> **Work required**
From the entries below, reproduce exactly the line containing "Extract the structured", the line containing "Convert this screenshot", and every line in between, with nothing added.

---------- Dataset rows ----------

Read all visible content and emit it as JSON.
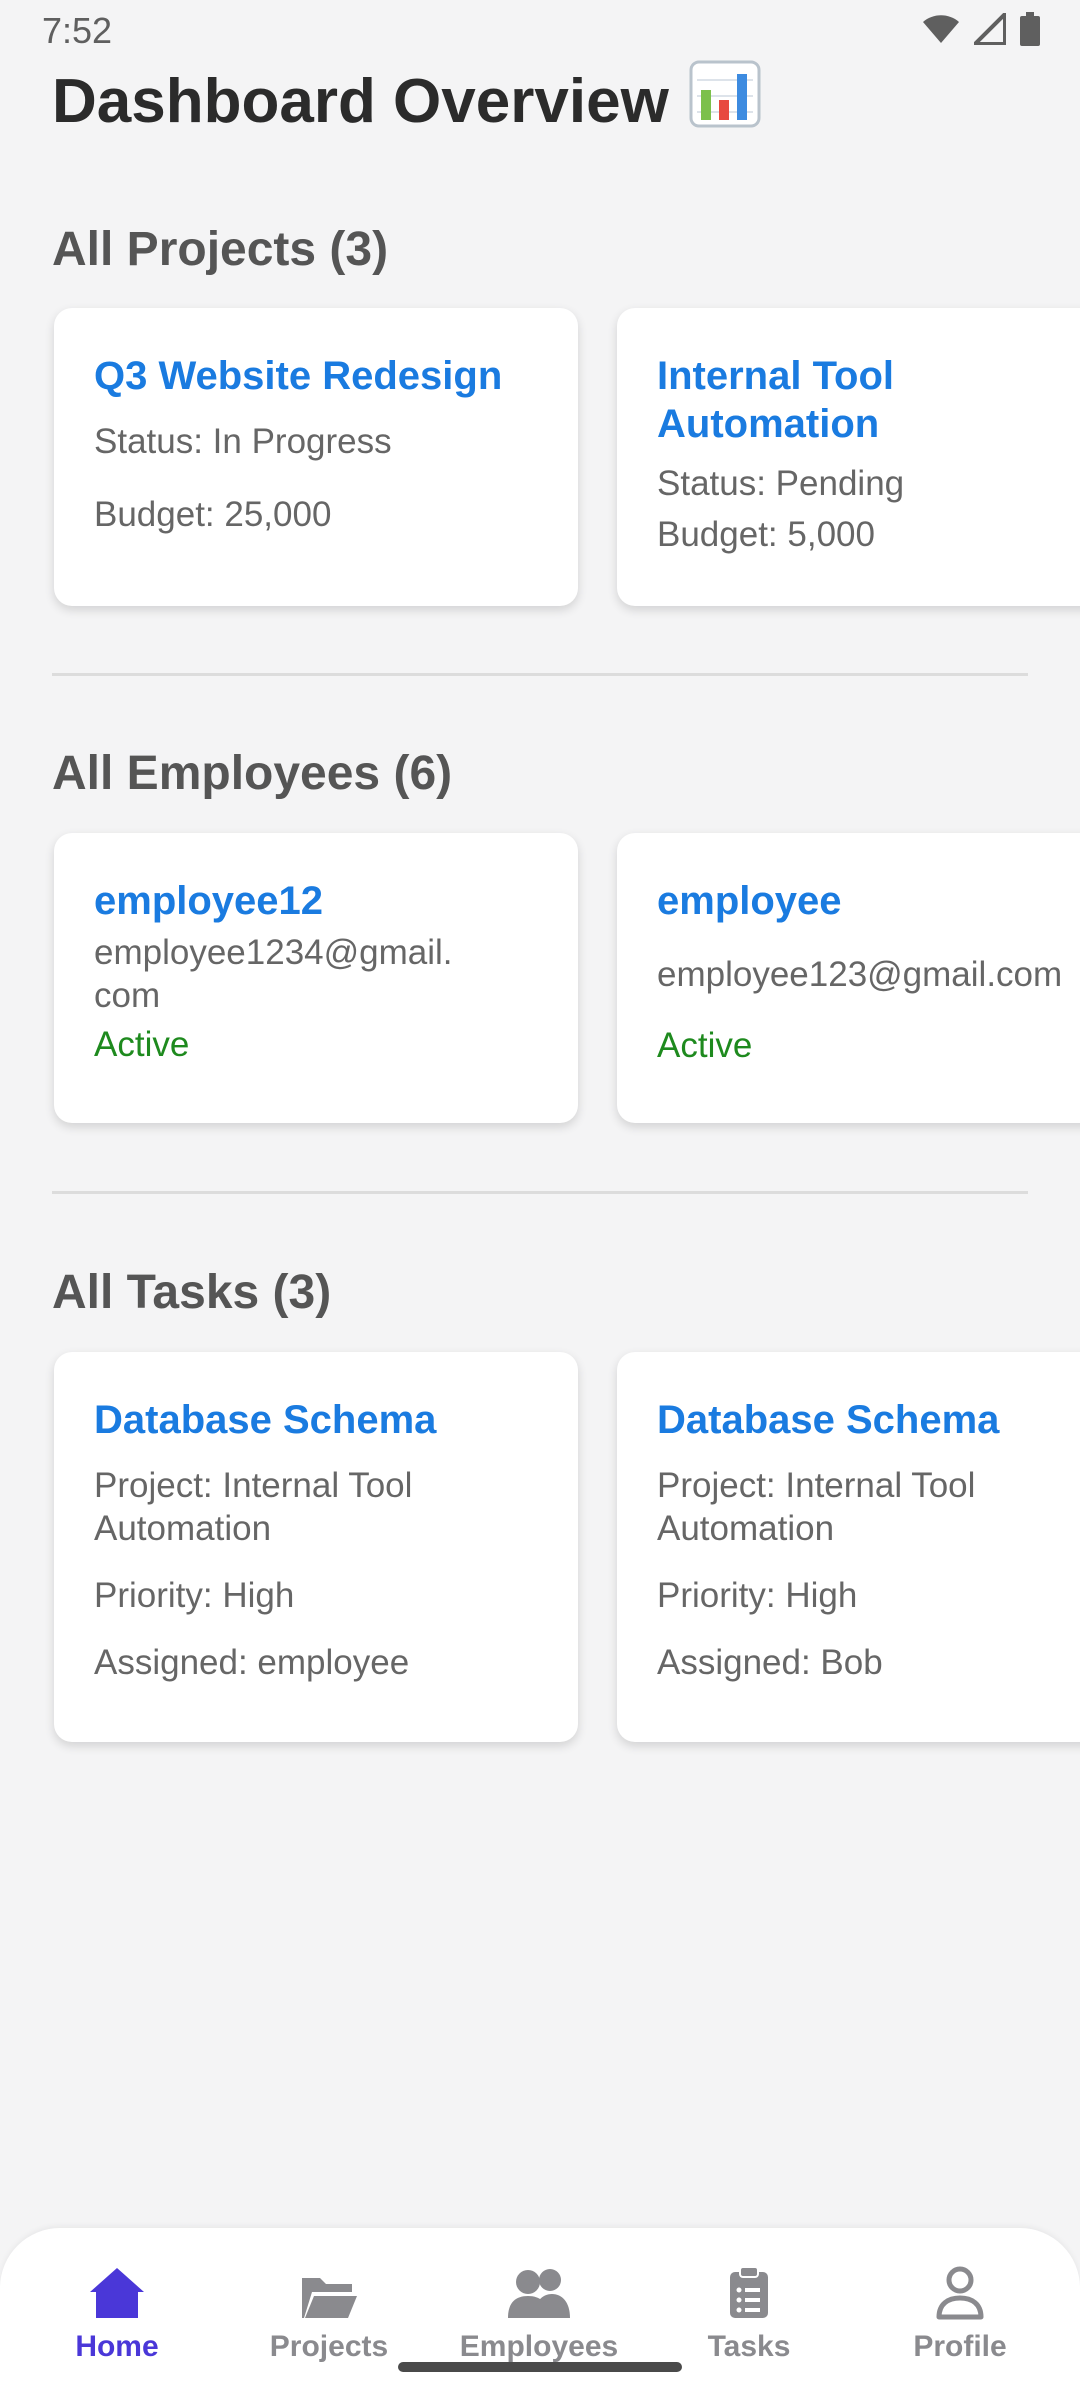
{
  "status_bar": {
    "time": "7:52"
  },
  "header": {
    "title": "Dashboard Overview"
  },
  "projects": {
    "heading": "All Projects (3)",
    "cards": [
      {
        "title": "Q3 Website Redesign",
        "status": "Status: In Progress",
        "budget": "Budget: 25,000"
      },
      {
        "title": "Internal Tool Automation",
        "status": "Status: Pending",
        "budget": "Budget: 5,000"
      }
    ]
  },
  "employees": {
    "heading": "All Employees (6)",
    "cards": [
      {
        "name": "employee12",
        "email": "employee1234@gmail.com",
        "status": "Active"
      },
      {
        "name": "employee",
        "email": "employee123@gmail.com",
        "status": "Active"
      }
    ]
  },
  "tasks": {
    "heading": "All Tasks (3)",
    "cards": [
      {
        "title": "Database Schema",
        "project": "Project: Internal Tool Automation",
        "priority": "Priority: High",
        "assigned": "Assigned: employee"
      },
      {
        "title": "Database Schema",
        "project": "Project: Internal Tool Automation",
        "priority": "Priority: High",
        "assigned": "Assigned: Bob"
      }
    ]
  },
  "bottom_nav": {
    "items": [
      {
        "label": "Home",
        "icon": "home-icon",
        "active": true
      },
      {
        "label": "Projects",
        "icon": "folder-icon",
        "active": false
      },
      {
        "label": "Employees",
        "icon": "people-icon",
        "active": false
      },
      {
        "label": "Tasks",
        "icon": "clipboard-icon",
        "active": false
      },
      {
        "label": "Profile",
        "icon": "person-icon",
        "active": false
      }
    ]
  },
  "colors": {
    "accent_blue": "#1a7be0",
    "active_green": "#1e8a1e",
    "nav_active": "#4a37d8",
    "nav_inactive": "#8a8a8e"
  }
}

----------
---------- Dataset rows ----------

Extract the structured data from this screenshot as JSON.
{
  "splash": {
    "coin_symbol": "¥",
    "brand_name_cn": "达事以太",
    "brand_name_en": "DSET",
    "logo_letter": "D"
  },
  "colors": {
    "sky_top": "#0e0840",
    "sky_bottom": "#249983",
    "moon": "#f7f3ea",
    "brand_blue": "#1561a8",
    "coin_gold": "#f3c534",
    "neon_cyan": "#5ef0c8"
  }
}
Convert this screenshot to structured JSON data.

----------
---------- Dataset rows ----------

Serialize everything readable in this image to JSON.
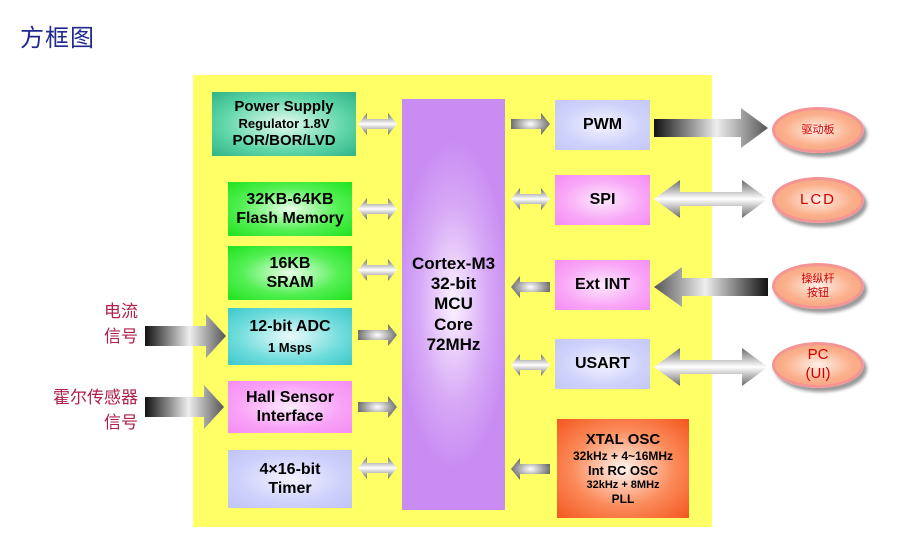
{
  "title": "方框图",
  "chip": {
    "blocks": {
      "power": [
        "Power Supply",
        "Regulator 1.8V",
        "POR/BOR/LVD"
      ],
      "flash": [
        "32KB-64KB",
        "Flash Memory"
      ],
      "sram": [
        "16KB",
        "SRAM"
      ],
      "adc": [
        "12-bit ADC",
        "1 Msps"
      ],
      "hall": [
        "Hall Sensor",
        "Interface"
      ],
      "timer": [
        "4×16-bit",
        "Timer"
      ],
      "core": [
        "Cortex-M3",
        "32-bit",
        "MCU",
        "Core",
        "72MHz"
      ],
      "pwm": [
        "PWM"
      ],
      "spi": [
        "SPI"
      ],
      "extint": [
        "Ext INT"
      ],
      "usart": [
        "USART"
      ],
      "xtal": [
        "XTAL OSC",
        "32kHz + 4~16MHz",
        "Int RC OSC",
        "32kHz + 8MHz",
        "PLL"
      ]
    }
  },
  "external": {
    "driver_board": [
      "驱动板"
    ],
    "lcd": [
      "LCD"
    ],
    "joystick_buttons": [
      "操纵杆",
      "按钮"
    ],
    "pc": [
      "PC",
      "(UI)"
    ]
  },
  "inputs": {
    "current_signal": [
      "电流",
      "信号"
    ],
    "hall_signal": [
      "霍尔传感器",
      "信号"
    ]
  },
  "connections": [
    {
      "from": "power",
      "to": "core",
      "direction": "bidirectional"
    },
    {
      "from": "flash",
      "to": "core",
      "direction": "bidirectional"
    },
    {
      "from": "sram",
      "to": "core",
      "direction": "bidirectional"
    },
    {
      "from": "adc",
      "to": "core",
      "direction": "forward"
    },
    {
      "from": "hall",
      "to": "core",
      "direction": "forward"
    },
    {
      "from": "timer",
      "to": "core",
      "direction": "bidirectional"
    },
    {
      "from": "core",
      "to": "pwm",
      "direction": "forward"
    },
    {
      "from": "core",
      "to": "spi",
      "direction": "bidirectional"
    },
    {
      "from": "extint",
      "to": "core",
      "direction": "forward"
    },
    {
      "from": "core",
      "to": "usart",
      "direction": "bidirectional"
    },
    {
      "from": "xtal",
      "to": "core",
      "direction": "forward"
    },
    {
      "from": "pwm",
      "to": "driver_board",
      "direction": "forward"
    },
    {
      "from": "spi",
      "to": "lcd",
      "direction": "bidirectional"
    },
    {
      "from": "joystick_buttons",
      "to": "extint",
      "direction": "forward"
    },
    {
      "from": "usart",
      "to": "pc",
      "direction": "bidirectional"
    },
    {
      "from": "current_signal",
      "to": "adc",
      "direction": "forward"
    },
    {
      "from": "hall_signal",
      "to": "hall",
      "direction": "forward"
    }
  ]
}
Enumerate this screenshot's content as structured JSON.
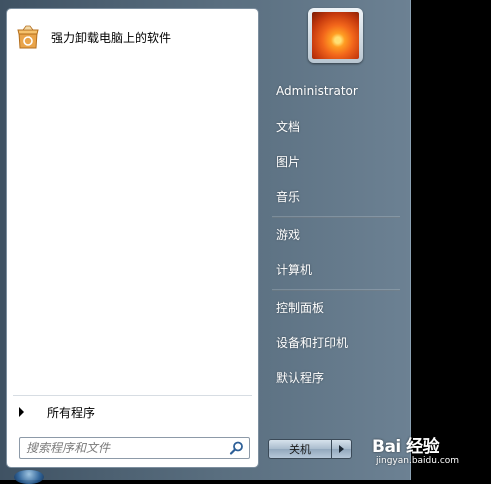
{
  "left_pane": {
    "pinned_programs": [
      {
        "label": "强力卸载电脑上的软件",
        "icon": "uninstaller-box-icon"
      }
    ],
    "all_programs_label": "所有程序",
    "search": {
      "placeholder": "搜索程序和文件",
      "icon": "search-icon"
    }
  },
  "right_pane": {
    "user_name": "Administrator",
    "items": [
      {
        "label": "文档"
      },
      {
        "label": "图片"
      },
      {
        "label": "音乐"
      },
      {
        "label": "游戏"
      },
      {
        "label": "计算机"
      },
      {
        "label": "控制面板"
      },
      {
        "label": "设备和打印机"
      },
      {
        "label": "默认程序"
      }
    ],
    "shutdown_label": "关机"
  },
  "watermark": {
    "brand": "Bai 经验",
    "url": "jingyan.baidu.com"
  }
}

----------

> **Response to this exercise**
Extract the structured data from this screenshot as JSON.
{
  "splash": {
    "coin_symbol": "¥",
    "brand_name_cn": "达事以太",
    "brand_name_en": "DSET",
    "logo_letter": "D"
  },
  "colors": {
    "sky_top": "#0e0840",
    "sky_bottom": "#249983",
    "moon": "#f7f3ea",
    "brand_blue": "#1561a8",
    "coin_gold": "#f3c534",
    "neon_cyan": "#5ef0c8"
  }
}
Convert this screenshot to structured JSON data.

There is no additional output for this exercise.